SHORT PROBLEM:
Repeat all the records exactly, omitting pictures.

Some records:
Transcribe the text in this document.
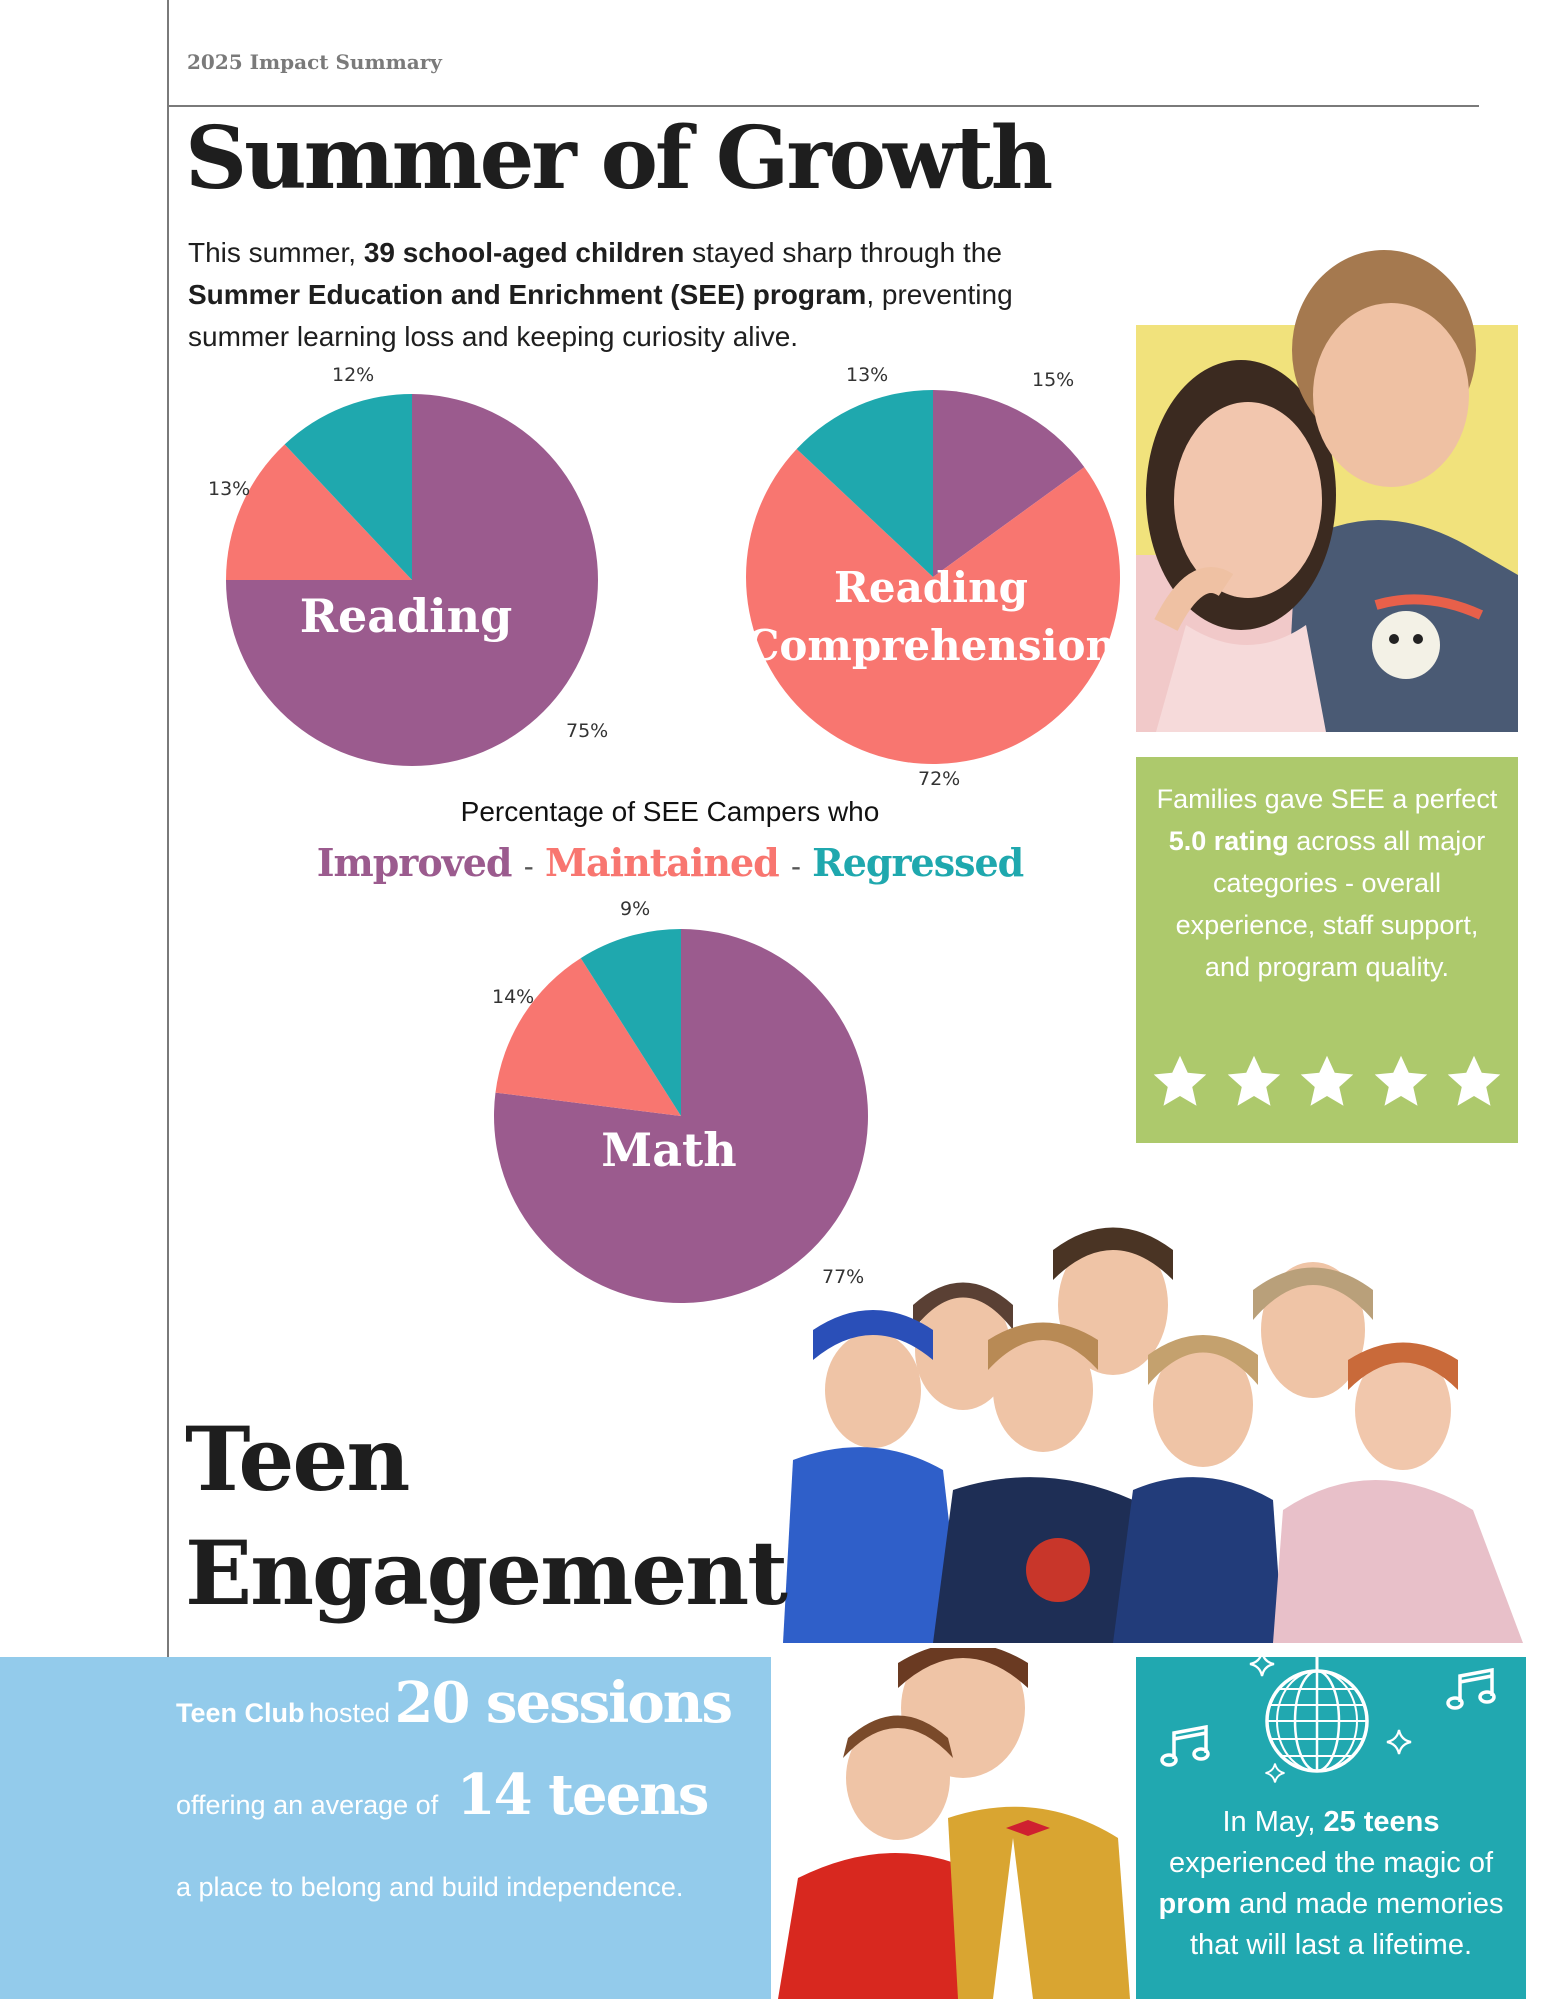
2025 Impact Summary
Summer of Growth
This summer, 39 school-aged children stayed sharp through the Summer Education and Enrichment (SEE) program, preventing summer learning loss and keeping curiosity alive.
75%
13%
12%
Reading
15%
72%
13%
Reading
Comprehension
77%
14%
9%
Math
Percentage of SEE Campers who
Improved - Maintained - Regressed
Families gave SEE a perfect 5.0 rating across all major categories - overall experience, staff support, and program quality.
Teen
Engagement
Teen Club hosted 20 sessions
offering an average of 14 teens
a place to belong and build independence.
In May, 25 teens experienced the magic of prom and made memories that will last a lifetime.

ANSWER FOR THIS EXERCISE:
Transcribe the text in this document.
2025 Impact Summary
Summer of Growth
This summer, 39 school-aged children stayed sharp through the Summer Education and Enrichment (SEE) program, preventing summer learning loss and keeping curiosity alive.
75%
13%
12%
Reading
15%
72%
13%
Reading
Comprehension
77%
14%
9%
Math
Percentage of SEE Campers who
Improved - Maintained - Regressed
Families gave SEE a perfect 5.0 rating across all major categories - overall experience, staff support, and program quality.
Teen
Engagement
Teen Club hosted 20 sessions
offering an average of 14 teens
a place to belong and build independence.
In May, 25 teens experienced the magic of prom and made memories that will last a lifetime.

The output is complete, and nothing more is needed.